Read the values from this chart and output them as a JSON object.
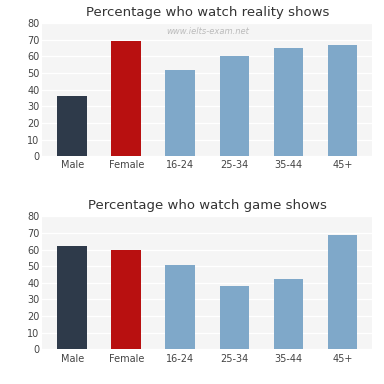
{
  "reality_title": "Percentage who watch reality shows",
  "game_title": "Percentage who watch game shows",
  "categories": [
    "Male",
    "Female",
    "16-24",
    "25-34",
    "35-44",
    "45+"
  ],
  "reality_values": [
    36,
    69,
    52,
    60,
    65,
    67
  ],
  "game_values": [
    62,
    60,
    51,
    38,
    42,
    69
  ],
  "bar_colors": [
    "#2e3a4a",
    "#b81010",
    "#7fa8c9",
    "#7fa8c9",
    "#7fa8c9",
    "#7fa8c9"
  ],
  "ylim": [
    0,
    80
  ],
  "yticks": [
    0,
    10,
    20,
    30,
    40,
    50,
    60,
    70,
    80
  ],
  "watermark": "www.ielts-exam.net",
  "bg_color": "#ffffff",
  "plot_bg_color": "#f5f5f5",
  "grid_color": "#ffffff",
  "title_fontsize": 9.5,
  "tick_fontsize": 7,
  "watermark_fontsize": 6,
  "bar_width": 0.55
}
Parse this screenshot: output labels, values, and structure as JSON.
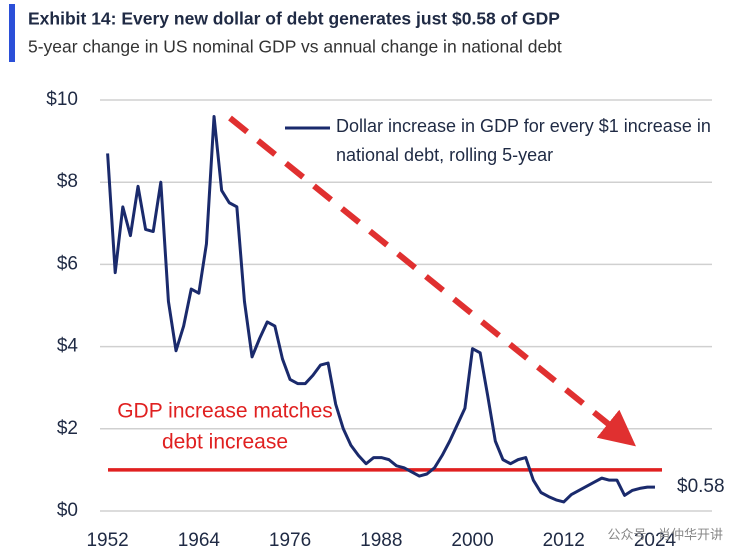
{
  "chart_data": {
    "type": "line",
    "title": "Exhibit 14: Every new dollar of debt generates just $0.58 of GDP",
    "subtitle": "5-year change in US nominal GDP vs annual change in national debt",
    "x": [
      1952,
      1953,
      1954,
      1955,
      1956,
      1957,
      1958,
      1959,
      1960,
      1961,
      1962,
      1963,
      1964,
      1965,
      1966,
      1967,
      1968,
      1969,
      1970,
      1971,
      1972,
      1973,
      1974,
      1975,
      1976,
      1977,
      1978,
      1979,
      1980,
      1981,
      1982,
      1983,
      1984,
      1985,
      1986,
      1987,
      1988,
      1989,
      1990,
      1991,
      1992,
      1993,
      1994,
      1995,
      1996,
      1997,
      1998,
      1999,
      2000,
      2001,
      2002,
      2003,
      2004,
      2005,
      2006,
      2007,
      2008,
      2009,
      2010,
      2011,
      2012,
      2013,
      2014,
      2015,
      2016,
      2017,
      2018,
      2019,
      2020,
      2021,
      2022,
      2023,
      2024
    ],
    "series": [
      {
        "name": "Dollar increase in GDP for every $1 increase in national debt, rolling 5-year",
        "color": "#1a2a6c",
        "values": [
          8.7,
          5.8,
          7.4,
          6.7,
          7.9,
          6.85,
          6.8,
          8.0,
          5.1,
          3.9,
          4.5,
          5.4,
          5.3,
          6.5,
          9.6,
          7.8,
          7.5,
          7.4,
          5.1,
          3.75,
          4.2,
          4.6,
          4.5,
          3.7,
          3.2,
          3.1,
          3.1,
          3.3,
          3.55,
          3.6,
          2.6,
          2.0,
          1.6,
          1.35,
          1.15,
          1.3,
          1.3,
          1.25,
          1.1,
          1.05,
          0.95,
          0.85,
          0.9,
          1.05,
          1.35,
          1.7,
          2.1,
          2.5,
          3.95,
          3.85,
          2.8,
          1.7,
          1.25,
          1.15,
          1.25,
          1.3,
          0.75,
          0.45,
          0.35,
          0.27,
          0.22,
          0.4,
          0.5,
          0.6,
          0.7,
          0.8,
          0.75,
          0.75,
          0.38,
          0.5,
          0.55,
          0.58,
          0.58
        ]
      }
    ],
    "end_label": {
      "value": 0.58,
      "label": "$0.58"
    },
    "reference_line": {
      "value": 1,
      "color": "#e02020",
      "label": [
        "GDP increase matches",
        "debt increase"
      ]
    },
    "xlim": [
      1951,
      2031.5
    ],
    "xticks": [
      1952,
      1964,
      1976,
      1988,
      2000,
      2012,
      2024
    ],
    "ylim": [
      0,
      10
    ],
    "yticks": [
      {
        "value": 0,
        "label": "$0"
      },
      {
        "value": 2,
        "label": "$2"
      },
      {
        "value": 4,
        "label": "$4"
      },
      {
        "value": 6,
        "label": "$6"
      },
      {
        "value": 8,
        "label": "$8"
      },
      {
        "value": 10,
        "label": "$10"
      }
    ],
    "grid": true,
    "watermark": "公众号 · 肖仲华开讲"
  }
}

═══

#### GOAL
Show every line from the entries above in which the word "Percentage" appears.

#### RESPONSE TO THIS EXERCISE
  "reality_title": "Percentage who watch reality shows",
  "game_title": "Percentage who watch game shows",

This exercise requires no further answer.